== WHAT IS EXPECTED ==
Please count the lines below that contain the word "территории", and reply with that number alone.

----- ENTRIES SHOWN

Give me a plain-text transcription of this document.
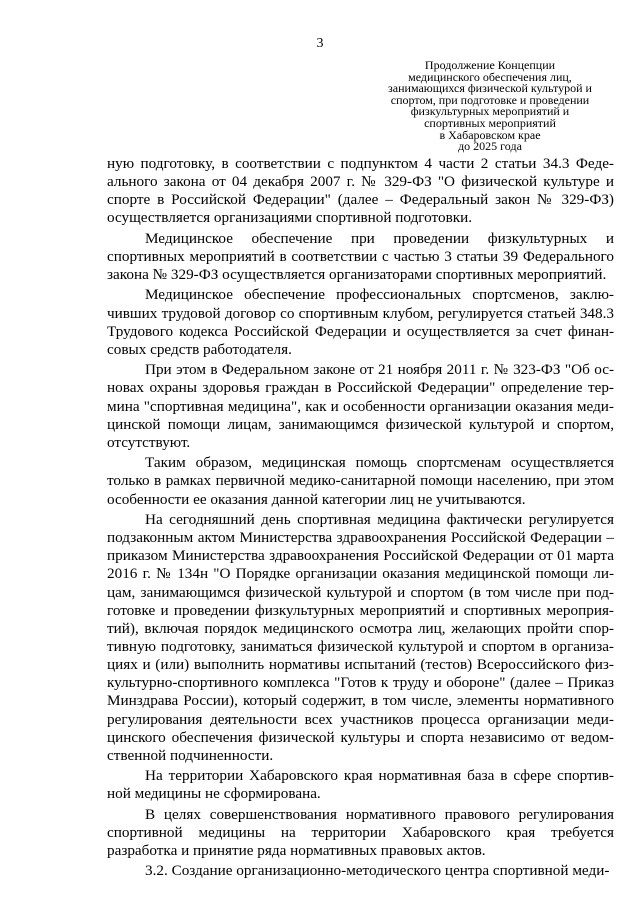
3
Продолжение Концепции
медицинского обеспечения лиц,
занимающихся физической культурой и
спортом, при подготовке и проведении
физкультурных мероприятий и
спортивных мероприятий
в Хабаровском крае
до 2025 года

ную подготовку, в соответствии с подпунктом 4 части 2 статьи 34.3 Феде-ального закона от 04 декабря 2007 г. № 329-ФЗ "О физической культуре и спорте в Российской Федерации" (далее – Федеральный закон № 329-ФЗ) осуществляется организациями спортивной подготовки.

Медицинское обеспечение при проведении физкультурных и спортивных мероприятий в соответствии с частью 3 статьи 39 Федерального закона № 329-ФЗ осуществляется организаторами спортивных мероприятий.

Медицинское обеспечение профессиональных спортсменов, заклю-чивших трудовой договор со спортивным клубом, регулируется статьей 348.3 Трудового кодекса Российской Федерации и осуществляется за счет финан-совых средств работодателя.

При этом в Федеральном законе от 21 ноября 2011 г. № 323-ФЗ "Об ос-новах охраны здоровья граждан в Российской Федерации" определение тер-мина "спортивная медицина", как и особенности организации оказания меди-цинской помощи лицам, занимающимся физической культурой и спортом, отсутствуют.

Таким образом, медицинская помощь спортсменам осуществляется только в рамках первичной медико-санитарной помощи населению, при этом особенности ее оказания данной категории лиц не учитываются.

На сегодняшний день спортивная медицина фактически регулируется подзаконным актом Министерства здравоохранения Российской Федерации – приказом Министерства здравоохранения Российской Федерации от 01 марта 2016 г. № 134н "О Порядке организации оказания медицинской помощи ли-цам, занимающимся физической культурой и спортом (в том числе при под-готовке и проведении физкультурных мероприятий и спортивных мероприя-тий), включая порядок медицинского осмотра лиц, желающих пройти спор-тивную подготовку, заниматься физической культурой и спортом в организа-циях и (или) выполнить нормативы испытаний (тестов) Всероссийского физ-культурно-спортивного комплекса "Готов к труду и обороне" (далее – Приказ Минздрава России), который содержит, в том числе, элементы нормативного регулирования деятельности всех участников процесса организации меди-цинского обеспечения физической культуры и спорта независимо от ведом-ственной подчиненности.

На территории Хабаровского края нормативная база в сфере спортив-ной медицины не сформирована.

В целях совершенствования нормативного правового регулирования спортивной медицины на территории Хабаровского края требуется разработка и принятие ряда нормативных правовых актов.

3.2. Создание организационно-методического центра спортивной меди-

----------

== ANSWER IN FULL ==
2